● **SET PROBLEM**
Output the records. Match them exactly.

● **RECORDS FOR THE TASK**
________________________

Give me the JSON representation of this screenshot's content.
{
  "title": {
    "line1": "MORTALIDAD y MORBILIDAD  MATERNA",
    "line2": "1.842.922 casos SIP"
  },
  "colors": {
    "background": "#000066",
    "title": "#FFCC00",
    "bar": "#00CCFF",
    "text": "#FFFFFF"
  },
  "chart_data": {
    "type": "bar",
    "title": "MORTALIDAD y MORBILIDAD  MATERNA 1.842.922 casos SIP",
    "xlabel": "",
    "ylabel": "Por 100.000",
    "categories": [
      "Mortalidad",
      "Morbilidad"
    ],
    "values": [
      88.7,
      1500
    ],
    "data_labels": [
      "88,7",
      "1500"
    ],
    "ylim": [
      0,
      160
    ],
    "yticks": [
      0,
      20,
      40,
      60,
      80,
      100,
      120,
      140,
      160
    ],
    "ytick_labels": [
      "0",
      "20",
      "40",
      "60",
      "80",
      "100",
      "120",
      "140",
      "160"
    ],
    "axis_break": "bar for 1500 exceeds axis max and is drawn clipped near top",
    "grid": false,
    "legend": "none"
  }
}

________________________

● **COMPLETE ANSWER**
Give me the JSON representation of this screenshot's content.
{
  "title": {
    "line1": "MORTALIDAD y MORBILIDAD  MATERNA",
    "line2": "1.842.922 casos SIP"
  },
  "colors": {
    "background": "#000066",
    "title": "#FFCC00",
    "bar": "#00CCFF",
    "text": "#FFFFFF"
  },
  "chart_data": {
    "type": "bar",
    "title": "MORTALIDAD y MORBILIDAD  MATERNA 1.842.922 casos SIP",
    "xlabel": "",
    "ylabel": "Por 100.000",
    "categories": [
      "Mortalidad",
      "Morbilidad"
    ],
    "values": [
      88.7,
      1500
    ],
    "data_labels": [
      "88,7",
      "1500"
    ],
    "ylim": [
      0,
      160
    ],
    "yticks": [
      0,
      20,
      40,
      60,
      80,
      100,
      120,
      140,
      160
    ],
    "ytick_labels": [
      "0",
      "20",
      "40",
      "60",
      "80",
      "100",
      "120",
      "140",
      "160"
    ],
    "axis_break": "bar for 1500 exceeds axis max and is drawn clipped near top",
    "grid": false,
    "legend": "none"
  }
}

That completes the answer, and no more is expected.